What is needed » Copy the lines holding the word "left", all of them.

Begin

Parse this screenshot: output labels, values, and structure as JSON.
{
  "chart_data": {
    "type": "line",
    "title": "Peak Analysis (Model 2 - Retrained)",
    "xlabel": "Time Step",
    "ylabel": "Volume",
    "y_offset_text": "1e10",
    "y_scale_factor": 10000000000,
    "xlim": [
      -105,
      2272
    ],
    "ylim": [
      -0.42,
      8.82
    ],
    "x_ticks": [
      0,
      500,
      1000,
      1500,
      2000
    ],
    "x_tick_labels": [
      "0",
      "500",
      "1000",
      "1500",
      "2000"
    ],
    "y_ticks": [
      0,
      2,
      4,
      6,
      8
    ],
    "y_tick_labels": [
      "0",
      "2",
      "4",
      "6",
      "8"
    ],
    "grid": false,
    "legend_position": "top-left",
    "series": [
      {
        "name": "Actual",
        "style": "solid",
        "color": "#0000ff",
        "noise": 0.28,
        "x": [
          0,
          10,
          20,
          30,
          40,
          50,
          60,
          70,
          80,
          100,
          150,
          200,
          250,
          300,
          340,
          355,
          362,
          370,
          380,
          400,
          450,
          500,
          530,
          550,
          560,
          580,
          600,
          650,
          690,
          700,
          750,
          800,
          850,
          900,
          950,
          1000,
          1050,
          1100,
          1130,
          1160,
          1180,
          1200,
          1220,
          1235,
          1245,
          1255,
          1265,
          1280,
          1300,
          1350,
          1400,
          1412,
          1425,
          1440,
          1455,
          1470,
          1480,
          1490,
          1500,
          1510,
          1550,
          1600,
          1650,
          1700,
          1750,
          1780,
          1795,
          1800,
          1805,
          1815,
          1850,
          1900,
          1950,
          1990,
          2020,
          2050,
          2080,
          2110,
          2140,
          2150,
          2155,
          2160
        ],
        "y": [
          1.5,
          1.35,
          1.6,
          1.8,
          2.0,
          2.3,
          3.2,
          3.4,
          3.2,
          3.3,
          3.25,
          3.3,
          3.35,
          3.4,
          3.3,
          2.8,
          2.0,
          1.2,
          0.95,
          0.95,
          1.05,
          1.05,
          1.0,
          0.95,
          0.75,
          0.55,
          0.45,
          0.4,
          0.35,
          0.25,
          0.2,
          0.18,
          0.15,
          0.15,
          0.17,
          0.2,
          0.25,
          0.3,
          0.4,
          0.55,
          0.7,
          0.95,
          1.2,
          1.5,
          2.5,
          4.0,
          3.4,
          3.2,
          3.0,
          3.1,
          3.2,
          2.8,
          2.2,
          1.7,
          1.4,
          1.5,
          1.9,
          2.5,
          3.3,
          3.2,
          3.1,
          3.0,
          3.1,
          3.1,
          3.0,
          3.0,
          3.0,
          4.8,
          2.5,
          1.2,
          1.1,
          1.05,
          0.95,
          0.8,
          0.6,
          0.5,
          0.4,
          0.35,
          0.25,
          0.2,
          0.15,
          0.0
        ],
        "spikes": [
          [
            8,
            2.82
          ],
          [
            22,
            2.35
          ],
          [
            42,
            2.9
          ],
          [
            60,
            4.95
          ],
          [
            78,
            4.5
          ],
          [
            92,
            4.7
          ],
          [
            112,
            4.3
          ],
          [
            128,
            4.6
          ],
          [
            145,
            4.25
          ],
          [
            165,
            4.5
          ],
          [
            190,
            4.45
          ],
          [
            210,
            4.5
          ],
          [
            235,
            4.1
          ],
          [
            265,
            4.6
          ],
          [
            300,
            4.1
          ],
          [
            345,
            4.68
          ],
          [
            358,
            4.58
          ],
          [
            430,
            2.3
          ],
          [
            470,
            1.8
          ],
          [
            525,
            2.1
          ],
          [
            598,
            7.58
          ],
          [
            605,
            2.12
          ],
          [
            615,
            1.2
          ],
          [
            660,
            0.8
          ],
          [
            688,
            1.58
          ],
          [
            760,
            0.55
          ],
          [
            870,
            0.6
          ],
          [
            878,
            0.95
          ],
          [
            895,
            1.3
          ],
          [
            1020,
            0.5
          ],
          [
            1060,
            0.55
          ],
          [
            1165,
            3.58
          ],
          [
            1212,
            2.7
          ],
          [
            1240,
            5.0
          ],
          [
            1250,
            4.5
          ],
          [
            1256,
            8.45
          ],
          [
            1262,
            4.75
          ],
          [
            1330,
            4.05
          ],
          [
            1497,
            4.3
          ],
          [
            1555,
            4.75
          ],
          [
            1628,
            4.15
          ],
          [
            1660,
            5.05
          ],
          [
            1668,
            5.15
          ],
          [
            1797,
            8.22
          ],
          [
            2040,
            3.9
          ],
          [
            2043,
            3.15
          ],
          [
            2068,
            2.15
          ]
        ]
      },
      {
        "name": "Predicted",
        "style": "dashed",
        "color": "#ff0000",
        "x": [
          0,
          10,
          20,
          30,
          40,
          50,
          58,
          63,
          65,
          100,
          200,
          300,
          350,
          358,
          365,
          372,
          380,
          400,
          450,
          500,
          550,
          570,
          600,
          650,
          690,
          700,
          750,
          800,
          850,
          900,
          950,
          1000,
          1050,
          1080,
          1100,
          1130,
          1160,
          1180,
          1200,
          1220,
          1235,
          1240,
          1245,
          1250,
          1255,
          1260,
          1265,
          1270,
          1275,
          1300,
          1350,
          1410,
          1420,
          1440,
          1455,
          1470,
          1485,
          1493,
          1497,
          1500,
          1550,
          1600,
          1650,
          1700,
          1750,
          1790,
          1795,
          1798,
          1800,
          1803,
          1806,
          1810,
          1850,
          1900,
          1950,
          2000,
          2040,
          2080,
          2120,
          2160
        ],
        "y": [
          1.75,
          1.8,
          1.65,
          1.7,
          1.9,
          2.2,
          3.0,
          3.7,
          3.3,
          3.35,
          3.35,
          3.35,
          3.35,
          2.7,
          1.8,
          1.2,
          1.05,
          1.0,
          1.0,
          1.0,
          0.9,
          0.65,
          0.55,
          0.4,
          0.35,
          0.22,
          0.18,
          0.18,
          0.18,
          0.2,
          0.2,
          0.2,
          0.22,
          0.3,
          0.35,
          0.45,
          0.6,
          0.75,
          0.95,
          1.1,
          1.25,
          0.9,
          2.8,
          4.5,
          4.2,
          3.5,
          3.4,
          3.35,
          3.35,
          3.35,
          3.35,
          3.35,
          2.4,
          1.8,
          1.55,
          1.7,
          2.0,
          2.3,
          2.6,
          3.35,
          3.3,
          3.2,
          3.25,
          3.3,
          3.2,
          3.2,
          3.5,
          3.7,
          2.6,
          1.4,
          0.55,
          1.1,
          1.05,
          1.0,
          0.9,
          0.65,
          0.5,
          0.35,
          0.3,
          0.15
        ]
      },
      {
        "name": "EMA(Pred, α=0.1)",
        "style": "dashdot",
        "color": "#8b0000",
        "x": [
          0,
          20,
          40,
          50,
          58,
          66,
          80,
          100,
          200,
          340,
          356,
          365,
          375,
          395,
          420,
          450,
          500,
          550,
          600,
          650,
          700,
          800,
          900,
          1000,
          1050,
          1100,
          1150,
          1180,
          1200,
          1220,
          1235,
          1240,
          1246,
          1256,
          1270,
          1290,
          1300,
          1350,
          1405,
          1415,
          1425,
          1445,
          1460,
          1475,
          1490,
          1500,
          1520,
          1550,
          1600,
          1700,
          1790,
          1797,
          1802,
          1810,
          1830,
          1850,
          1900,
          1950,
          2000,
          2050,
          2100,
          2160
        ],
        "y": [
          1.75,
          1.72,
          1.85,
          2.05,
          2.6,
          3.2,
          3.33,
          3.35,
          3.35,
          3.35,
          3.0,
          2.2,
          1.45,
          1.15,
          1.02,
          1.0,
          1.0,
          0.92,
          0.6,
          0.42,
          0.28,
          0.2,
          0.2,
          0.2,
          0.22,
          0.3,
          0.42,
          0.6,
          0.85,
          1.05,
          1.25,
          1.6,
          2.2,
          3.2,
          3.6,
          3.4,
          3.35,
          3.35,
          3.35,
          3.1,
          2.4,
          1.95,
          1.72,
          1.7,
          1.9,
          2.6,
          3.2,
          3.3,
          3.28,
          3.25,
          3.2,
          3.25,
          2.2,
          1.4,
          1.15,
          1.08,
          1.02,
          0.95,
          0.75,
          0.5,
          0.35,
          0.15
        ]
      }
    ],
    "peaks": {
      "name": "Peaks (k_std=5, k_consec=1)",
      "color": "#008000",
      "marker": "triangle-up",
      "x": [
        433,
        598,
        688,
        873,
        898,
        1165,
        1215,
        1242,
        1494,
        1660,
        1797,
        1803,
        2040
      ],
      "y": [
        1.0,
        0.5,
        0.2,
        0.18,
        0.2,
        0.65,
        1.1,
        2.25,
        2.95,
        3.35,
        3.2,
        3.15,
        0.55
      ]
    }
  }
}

End
Begin

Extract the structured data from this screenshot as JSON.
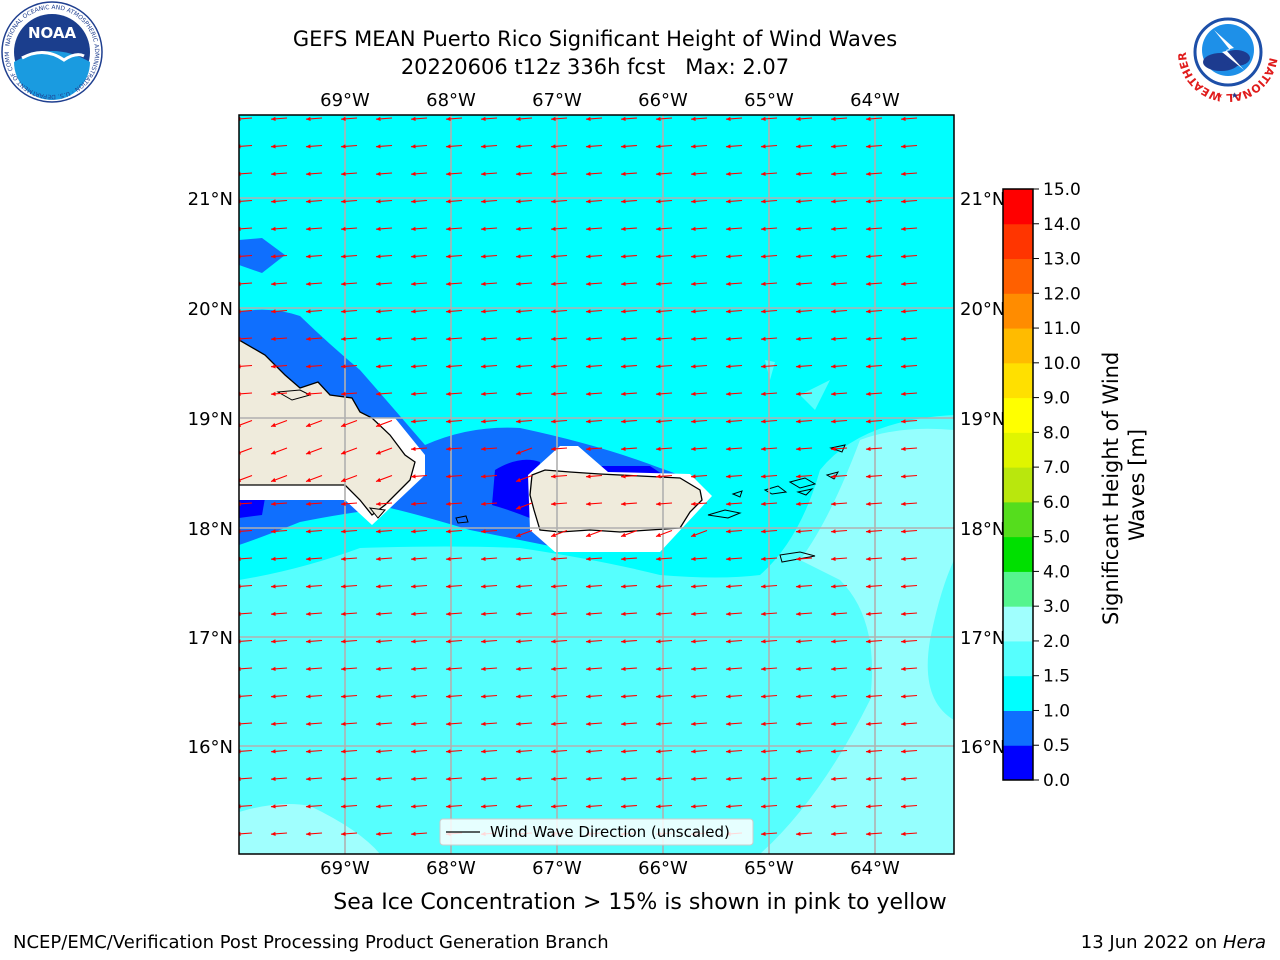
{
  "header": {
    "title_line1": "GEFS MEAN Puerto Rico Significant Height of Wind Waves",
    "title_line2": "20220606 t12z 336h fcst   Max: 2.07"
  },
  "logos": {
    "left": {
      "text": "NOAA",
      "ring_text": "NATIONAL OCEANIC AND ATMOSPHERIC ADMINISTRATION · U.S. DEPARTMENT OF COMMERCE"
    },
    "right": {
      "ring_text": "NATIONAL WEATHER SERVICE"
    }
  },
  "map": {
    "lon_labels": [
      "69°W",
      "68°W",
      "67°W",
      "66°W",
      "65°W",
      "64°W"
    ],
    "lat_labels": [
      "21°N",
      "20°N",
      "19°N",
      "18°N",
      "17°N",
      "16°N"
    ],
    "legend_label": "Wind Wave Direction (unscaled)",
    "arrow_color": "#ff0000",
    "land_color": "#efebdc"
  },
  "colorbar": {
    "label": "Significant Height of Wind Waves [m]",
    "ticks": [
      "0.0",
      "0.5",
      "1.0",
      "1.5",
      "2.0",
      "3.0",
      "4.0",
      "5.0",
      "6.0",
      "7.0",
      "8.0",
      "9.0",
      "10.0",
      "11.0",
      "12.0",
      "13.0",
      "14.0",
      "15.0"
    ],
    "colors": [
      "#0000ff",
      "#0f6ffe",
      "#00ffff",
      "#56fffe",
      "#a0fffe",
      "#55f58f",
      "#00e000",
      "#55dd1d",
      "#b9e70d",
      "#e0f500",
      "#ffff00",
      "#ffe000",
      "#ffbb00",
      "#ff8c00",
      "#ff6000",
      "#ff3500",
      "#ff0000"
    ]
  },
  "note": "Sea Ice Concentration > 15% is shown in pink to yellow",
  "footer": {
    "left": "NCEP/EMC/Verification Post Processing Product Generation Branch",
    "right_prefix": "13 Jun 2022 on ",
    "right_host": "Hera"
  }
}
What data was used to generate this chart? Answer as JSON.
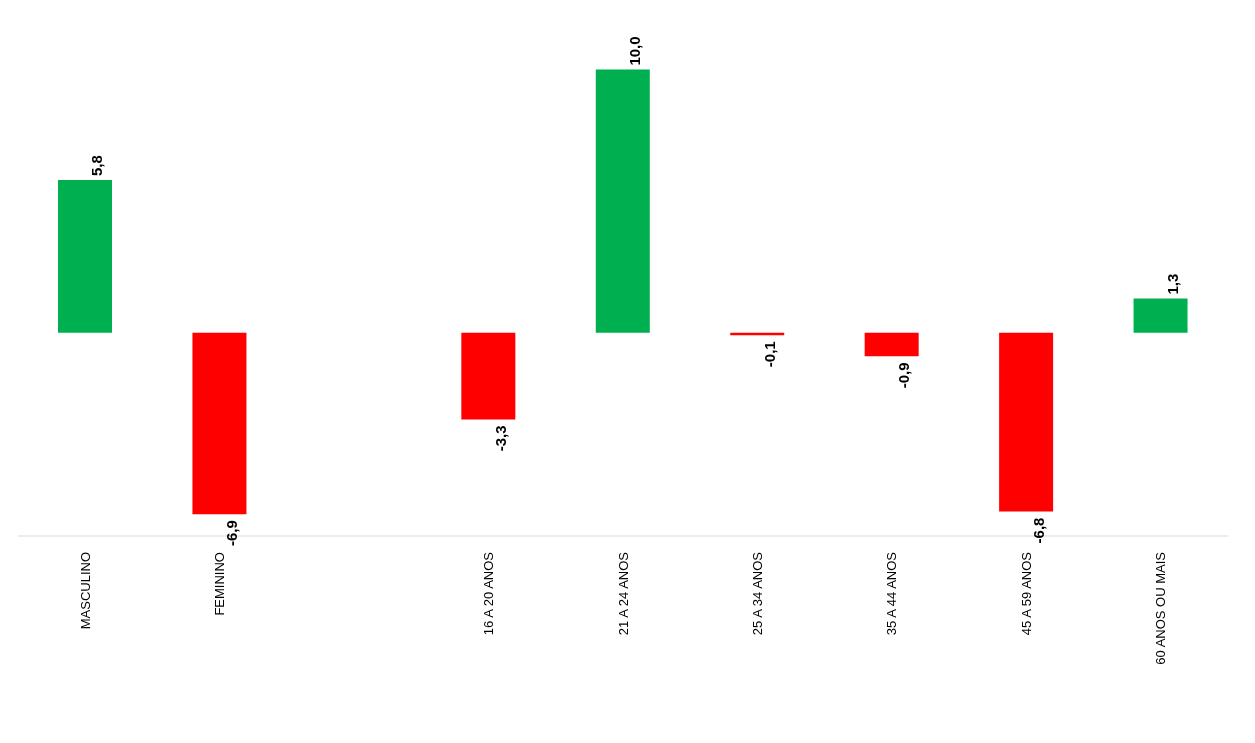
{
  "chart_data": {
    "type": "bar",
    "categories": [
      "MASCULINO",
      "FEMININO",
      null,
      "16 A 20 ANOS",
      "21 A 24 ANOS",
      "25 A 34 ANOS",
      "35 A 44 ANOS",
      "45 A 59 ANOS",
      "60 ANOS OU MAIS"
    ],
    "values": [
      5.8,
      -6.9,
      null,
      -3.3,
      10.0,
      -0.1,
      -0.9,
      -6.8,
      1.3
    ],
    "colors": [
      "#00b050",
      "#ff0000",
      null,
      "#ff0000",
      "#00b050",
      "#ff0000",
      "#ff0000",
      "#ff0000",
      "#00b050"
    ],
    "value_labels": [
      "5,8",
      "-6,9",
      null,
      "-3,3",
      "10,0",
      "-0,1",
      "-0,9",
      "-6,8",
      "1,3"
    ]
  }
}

End

Result of this exercise »
    "legend_position": "top-left",
    "left": {
    "left": "NCEP/EMC/Verification Post Processing Product Generation Branch",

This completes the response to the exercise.